--- START Material supplied ---

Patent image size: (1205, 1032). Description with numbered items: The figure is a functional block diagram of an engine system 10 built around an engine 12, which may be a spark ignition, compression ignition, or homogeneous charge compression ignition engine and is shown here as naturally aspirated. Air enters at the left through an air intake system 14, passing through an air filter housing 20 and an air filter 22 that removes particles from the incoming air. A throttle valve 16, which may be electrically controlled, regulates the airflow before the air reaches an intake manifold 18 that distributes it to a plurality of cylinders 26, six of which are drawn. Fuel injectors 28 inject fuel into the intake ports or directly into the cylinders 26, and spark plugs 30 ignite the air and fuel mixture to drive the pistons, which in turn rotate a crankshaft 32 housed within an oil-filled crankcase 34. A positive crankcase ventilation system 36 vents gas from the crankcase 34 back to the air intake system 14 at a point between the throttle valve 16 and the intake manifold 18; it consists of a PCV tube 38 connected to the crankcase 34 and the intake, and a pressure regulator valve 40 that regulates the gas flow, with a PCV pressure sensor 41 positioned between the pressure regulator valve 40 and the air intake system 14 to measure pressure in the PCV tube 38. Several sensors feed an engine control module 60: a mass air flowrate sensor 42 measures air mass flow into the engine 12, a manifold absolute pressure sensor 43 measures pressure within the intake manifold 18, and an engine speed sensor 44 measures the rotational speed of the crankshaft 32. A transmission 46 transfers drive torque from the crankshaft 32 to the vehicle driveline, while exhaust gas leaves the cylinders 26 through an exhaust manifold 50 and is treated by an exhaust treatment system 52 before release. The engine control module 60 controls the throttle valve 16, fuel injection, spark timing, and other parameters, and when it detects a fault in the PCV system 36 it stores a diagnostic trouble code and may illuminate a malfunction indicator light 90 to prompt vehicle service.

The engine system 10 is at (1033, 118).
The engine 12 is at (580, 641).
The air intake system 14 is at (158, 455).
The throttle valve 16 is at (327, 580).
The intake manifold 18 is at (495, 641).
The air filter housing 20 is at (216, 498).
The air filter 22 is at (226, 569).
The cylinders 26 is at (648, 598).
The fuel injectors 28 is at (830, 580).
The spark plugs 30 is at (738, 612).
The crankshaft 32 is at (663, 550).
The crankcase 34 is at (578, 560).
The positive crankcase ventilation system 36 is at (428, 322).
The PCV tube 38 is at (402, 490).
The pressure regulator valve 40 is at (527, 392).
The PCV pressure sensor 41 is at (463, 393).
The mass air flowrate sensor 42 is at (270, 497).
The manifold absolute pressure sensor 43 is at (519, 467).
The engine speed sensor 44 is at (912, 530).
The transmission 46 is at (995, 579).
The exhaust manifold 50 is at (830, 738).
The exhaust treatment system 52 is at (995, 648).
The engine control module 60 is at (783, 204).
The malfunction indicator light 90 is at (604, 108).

--- END Material supplied ---

* What you need to do *
Convert every line of the listing above into a numbered list, omitting the blank lines.

* Correct answer *
1. Patent image size: (1205, 1032). Description with numbered items: The figure is a functional block diagram of an engine system 10 built around an engine 12, which may be a spark ignition, compression ignition, or homogeneous charge compression ignition engine and is shown here as naturally aspirated. Air enters at the left through an air intake system 14, passing through an air filter housing 20 and an air filter 22 that removes particles from the incoming air. A throttle valve 16, which may be electrically controlled, regulates the airflow before the air reaches an intake manifold 18 that distributes it to a plurality of cylinders 26, six of which are drawn. Fuel injectors 28 inject fuel into the intake ports or directly into the cylinders 26, and spark plugs 30 ignite the air and fuel mixture to drive the pistons, which in turn rotate a crankshaft 32 housed within an oil-filled crankcase 34. A positive crankcase ventilation system 36 vents gas from the crankcase 34 back to the air intake system 14 at a point between the throttle valve 16 and the intake manifold 18; it consists of a PCV tube 38 connected to the crankcase 34 and the intake, and a pressure regulator valve 40 that regulates the gas flow, with a PCV pressure sensor 41 positioned between the pressure regulator valve 40 and the air intake system 14 to measure pressure in the PCV tube 38. Several sensors feed an engine control module 60: a mass air flowrate sensor 42 measures air mass flow into the engine 12, a manifold absolute pressure sensor 43 measures pressure within the intake manifold 18, and an engine speed sensor 44 measures the rotational speed of the crankshaft 32. A transmission 46 transfers drive torque from the crankshaft 32 to the vehicle driveline, while exhaust gas leaves the cylinders 26 through an exhaust manifold 50 and is treated by an exhaust treatment system 52 before release. The engine control module 60 controls the throttle valve 16, fuel injection, spark timing, and other parameters, and when it detects a fault in the PCV system 36 it stores a diagnostic trouble code and may illuminate a malfunction indicator light 90 to prompt vehicle service.
2. The engine system 10 is at (1033, 118).
3. The engine 12 is at (580, 641).
4. The air intake system 14 is at (158, 455).
5. The throttle valve 16 is at (327, 580).
6. The intake manifold 18 is at (495, 641).
7. The air filter housing 20 is at (216, 498).
8. The air filter 22 is at (226, 569).
9. The cylinders 26 is at (648, 598).
10. The fuel injectors 28 is at (830, 580).
11. The spark plugs 30 is at (738, 612).
12. The crankshaft 32 is at (663, 550).
13. The crankcase 34 is at (578, 560).
14. The positive crankcase ventilation system 36 is at (428, 322).
15. The PCV tube 38 is at (402, 490).
16. The pressure regulator valve 40 is at (527, 392).
17. The PCV pressure sensor 41 is at (463, 393).
18. The mass air flowrate sensor 42 is at (270, 497).
19. The manifold absolute pressure sensor 43 is at (519, 467).
20. The engine speed sensor 44 is at (912, 530).
21. The transmission 46 is at (995, 579).
22. The exhaust manifold 50 is at (830, 738).
23. The exhaust treatment system 52 is at (995, 648).
24. The engine control module 60 is at (783, 204).
25. The malfunction indicator light 90 is at (604, 108).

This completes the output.